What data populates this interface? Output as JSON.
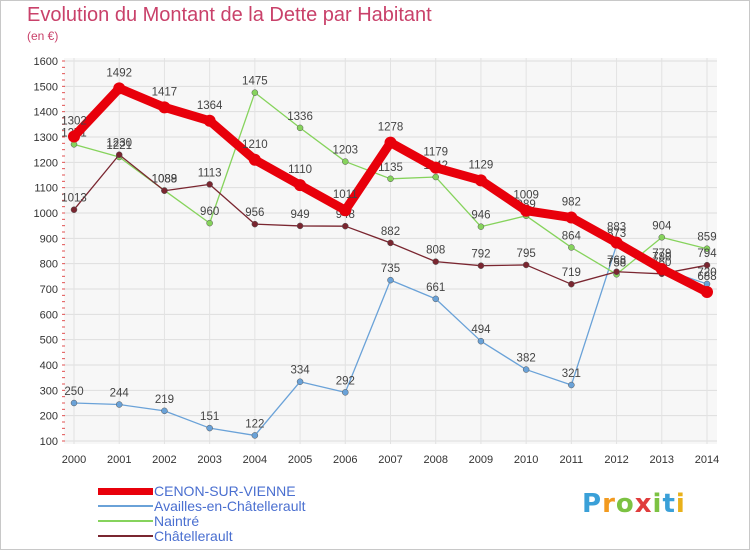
{
  "title": "Evolution du Montant de la Dette par Habitant",
  "subtitle": "(en €)",
  "brand": {
    "letters": [
      "P",
      "r",
      "o",
      "x",
      "i",
      "t",
      "i"
    ],
    "colors": [
      "#3aa0d8",
      "#f29a1f",
      "#7cc242",
      "#e03c3c",
      "#7cc242",
      "#3aa0d8",
      "#e9b11a"
    ]
  },
  "chart_data": {
    "type": "line",
    "xlabel": "",
    "ylabel": "",
    "x": [
      "2000",
      "2001",
      "2002",
      "2003",
      "2004",
      "2005",
      "2006",
      "2007",
      "2008",
      "2009",
      "2010",
      "2011",
      "2012",
      "2013",
      "2014"
    ],
    "ylim": [
      100,
      1600
    ],
    "yticks": [
      100,
      200,
      300,
      400,
      500,
      600,
      700,
      800,
      900,
      1000,
      1100,
      1200,
      1300,
      1400,
      1500,
      1600
    ],
    "grid": true,
    "legend": "bottom-left",
    "series": [
      {
        "name": "CENON-SUR-VIENNE",
        "color": "#e8000b",
        "values": [
          1302,
          1492,
          1417,
          1364,
          1210,
          1110,
          1011,
          1278,
          1179,
          1129,
          1009,
          982,
          883,
          779,
          688
        ]
      },
      {
        "name": "Availles-en-Châtellerault",
        "color": "#6aa2d8",
        "values": [
          250,
          244,
          219,
          151,
          122,
          334,
          292,
          735,
          661,
          494,
          382,
          321,
          873,
          780,
          720
        ]
      },
      {
        "name": "Naintré",
        "color": "#86d35c",
        "values": [
          1271,
          1221,
          1089,
          960,
          1475,
          1336,
          1203,
          1135,
          1142,
          946,
          989,
          864,
          758,
          904,
          859
        ]
      },
      {
        "name": "Châtellerault",
        "color": "#7a2630",
        "values": [
          1013,
          1230,
          1088,
          1113,
          956,
          949,
          948,
          882,
          808,
          792,
          795,
          719,
          768,
          760,
          794
        ]
      }
    ]
  }
}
==*==
* Short task: Your copy should match the records word for word, with the pictures removed.

* Exercise output:
What data populates this interface? Output as JSON.
{
  "title": "Evolution du Montant de la Dette par Habitant",
  "subtitle": "(en €)",
  "brand": {
    "letters": [
      "P",
      "r",
      "o",
      "x",
      "i",
      "t",
      "i"
    ],
    "colors": [
      "#3aa0d8",
      "#f29a1f",
      "#7cc242",
      "#e03c3c",
      "#7cc242",
      "#3aa0d8",
      "#e9b11a"
    ]
  },
  "chart_data": {
    "type": "line",
    "xlabel": "",
    "ylabel": "",
    "x": [
      "2000",
      "2001",
      "2002",
      "2003",
      "2004",
      "2005",
      "2006",
      "2007",
      "2008",
      "2009",
      "2010",
      "2011",
      "2012",
      "2013",
      "2014"
    ],
    "ylim": [
      100,
      1600
    ],
    "yticks": [
      100,
      200,
      300,
      400,
      500,
      600,
      700,
      800,
      900,
      1000,
      1100,
      1200,
      1300,
      1400,
      1500,
      1600
    ],
    "grid": true,
    "legend": "bottom-left",
    "series": [
      {
        "name": "CENON-SUR-VIENNE",
        "color": "#e8000b",
        "values": [
          1302,
          1492,
          1417,
          1364,
          1210,
          1110,
          1011,
          1278,
          1179,
          1129,
          1009,
          982,
          883,
          779,
          688
        ]
      },
      {
        "name": "Availles-en-Châtellerault",
        "color": "#6aa2d8",
        "values": [
          250,
          244,
          219,
          151,
          122,
          334,
          292,
          735,
          661,
          494,
          382,
          321,
          873,
          780,
          720
        ]
      },
      {
        "name": "Naintré",
        "color": "#86d35c",
        "values": [
          1271,
          1221,
          1089,
          960,
          1475,
          1336,
          1203,
          1135,
          1142,
          946,
          989,
          864,
          758,
          904,
          859
        ]
      },
      {
        "name": "Châtellerault",
        "color": "#7a2630",
        "values": [
          1013,
          1230,
          1088,
          1113,
          956,
          949,
          948,
          882,
          808,
          792,
          795,
          719,
          768,
          760,
          794
        ]
      }
    ]
  }
}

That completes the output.